Short exercise
From the entries below, copy every line where the string "kaava" appears.

Material provided
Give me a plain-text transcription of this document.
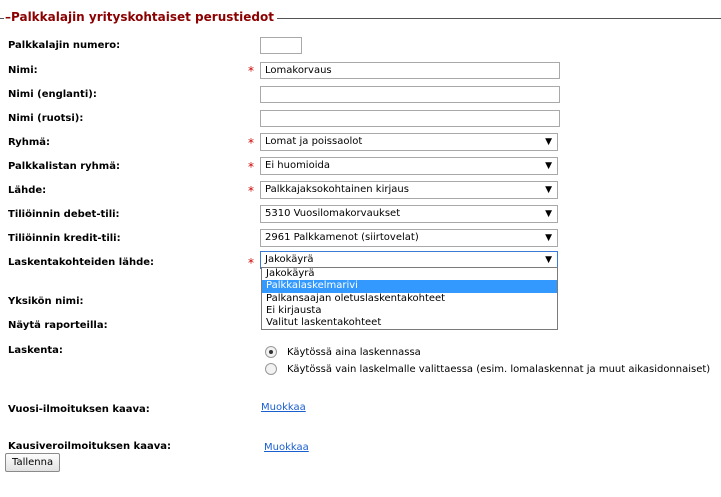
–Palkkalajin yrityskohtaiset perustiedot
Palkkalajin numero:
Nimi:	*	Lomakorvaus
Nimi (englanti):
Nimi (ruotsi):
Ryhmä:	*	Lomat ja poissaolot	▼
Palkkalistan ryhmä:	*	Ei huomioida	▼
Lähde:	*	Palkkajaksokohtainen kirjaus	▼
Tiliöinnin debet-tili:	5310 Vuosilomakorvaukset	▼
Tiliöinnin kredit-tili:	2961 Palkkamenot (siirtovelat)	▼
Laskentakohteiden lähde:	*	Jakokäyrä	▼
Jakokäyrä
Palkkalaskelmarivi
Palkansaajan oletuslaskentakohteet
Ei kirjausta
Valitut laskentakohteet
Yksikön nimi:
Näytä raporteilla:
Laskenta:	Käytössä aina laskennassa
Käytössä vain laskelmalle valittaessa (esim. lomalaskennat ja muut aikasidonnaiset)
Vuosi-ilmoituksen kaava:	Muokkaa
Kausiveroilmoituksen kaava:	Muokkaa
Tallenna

---

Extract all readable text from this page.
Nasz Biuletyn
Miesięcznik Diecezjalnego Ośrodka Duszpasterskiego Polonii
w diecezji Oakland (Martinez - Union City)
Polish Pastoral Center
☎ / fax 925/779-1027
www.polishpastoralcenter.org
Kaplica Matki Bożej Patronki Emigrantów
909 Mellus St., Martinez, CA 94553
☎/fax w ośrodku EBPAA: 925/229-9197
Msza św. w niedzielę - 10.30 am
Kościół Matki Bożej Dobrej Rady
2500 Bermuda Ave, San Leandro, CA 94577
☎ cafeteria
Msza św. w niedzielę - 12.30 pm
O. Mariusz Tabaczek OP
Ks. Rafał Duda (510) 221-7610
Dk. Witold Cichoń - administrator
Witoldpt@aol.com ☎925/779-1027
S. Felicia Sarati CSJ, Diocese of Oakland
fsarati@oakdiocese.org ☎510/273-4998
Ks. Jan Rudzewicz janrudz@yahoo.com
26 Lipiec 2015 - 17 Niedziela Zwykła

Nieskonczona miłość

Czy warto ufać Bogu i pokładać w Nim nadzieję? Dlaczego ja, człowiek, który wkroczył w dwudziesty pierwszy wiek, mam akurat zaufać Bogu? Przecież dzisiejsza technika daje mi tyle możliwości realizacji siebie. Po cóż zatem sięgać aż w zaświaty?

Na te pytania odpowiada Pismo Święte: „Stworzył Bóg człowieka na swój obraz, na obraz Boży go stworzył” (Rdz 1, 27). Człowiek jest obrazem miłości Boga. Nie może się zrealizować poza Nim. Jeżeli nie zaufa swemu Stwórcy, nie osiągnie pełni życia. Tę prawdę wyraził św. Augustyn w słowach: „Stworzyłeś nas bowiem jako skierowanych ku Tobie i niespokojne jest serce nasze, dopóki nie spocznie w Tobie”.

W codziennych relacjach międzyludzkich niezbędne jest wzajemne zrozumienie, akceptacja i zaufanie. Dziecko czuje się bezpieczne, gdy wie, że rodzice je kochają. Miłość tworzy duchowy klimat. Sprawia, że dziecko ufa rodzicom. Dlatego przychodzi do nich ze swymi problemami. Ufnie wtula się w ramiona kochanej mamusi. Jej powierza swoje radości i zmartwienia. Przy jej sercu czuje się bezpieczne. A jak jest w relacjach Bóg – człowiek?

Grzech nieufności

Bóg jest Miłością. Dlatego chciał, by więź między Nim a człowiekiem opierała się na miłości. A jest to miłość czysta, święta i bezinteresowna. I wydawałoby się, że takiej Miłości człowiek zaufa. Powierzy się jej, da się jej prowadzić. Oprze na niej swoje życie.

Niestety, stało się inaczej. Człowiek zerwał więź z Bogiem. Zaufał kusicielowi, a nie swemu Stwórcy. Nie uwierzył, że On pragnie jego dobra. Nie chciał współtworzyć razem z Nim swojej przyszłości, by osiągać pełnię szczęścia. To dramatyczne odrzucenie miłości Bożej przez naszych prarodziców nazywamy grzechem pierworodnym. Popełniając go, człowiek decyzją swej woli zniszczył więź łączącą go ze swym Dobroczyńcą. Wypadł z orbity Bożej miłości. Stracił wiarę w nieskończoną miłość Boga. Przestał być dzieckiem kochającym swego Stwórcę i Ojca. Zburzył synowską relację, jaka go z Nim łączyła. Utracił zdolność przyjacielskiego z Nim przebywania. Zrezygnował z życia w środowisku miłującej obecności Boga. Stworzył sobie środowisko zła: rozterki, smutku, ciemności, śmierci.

==

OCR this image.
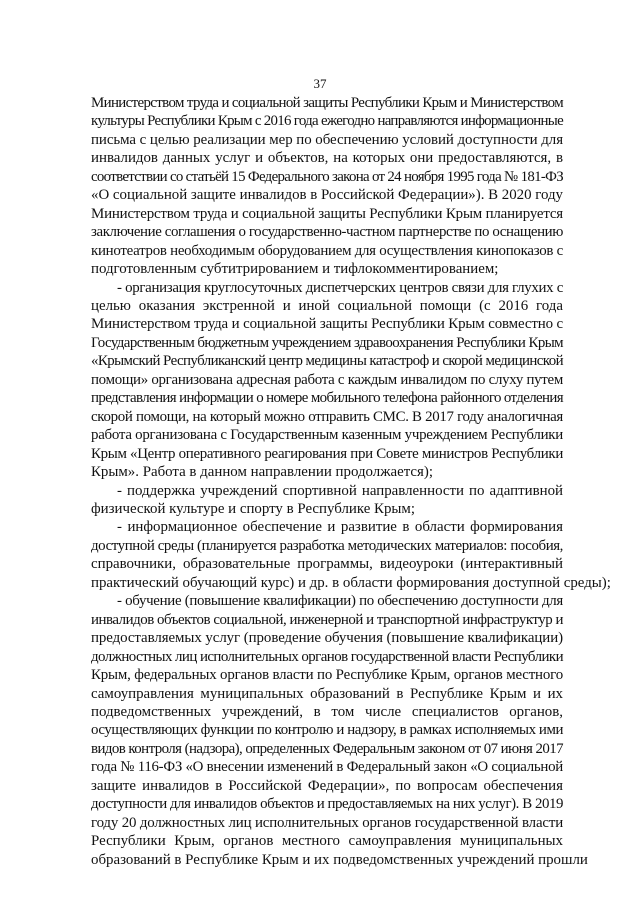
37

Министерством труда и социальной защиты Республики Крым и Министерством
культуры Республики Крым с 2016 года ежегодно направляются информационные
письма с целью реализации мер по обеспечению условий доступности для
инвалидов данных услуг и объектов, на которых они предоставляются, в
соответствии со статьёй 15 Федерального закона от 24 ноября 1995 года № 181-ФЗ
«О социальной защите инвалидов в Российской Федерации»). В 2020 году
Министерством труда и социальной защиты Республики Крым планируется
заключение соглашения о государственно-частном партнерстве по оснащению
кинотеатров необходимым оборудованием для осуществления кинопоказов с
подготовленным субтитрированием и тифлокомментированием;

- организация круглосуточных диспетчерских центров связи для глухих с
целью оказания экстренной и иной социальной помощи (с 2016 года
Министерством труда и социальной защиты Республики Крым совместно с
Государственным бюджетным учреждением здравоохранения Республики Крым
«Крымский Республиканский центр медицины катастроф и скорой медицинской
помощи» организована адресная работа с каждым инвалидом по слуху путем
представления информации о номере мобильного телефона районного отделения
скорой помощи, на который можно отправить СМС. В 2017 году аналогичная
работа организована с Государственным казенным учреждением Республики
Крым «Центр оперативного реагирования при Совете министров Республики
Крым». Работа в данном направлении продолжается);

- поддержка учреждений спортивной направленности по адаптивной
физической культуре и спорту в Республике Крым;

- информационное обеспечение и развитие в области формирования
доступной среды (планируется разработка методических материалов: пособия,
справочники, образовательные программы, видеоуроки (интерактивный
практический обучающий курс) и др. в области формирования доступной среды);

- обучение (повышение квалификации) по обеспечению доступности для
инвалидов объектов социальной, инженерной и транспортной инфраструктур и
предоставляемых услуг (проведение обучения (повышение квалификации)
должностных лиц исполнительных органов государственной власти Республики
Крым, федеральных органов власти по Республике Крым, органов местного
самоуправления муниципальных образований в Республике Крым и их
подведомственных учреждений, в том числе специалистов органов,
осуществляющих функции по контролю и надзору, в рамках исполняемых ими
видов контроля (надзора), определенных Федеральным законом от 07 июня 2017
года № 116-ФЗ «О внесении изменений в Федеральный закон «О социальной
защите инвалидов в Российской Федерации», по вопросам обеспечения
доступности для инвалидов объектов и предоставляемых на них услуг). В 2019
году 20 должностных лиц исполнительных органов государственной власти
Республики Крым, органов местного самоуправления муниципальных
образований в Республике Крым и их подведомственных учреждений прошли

Expected answer
Vuosi-ilmoituksen kaava:	Muokkaa
Kausiveroilmoituksen kaava:	Muokkaa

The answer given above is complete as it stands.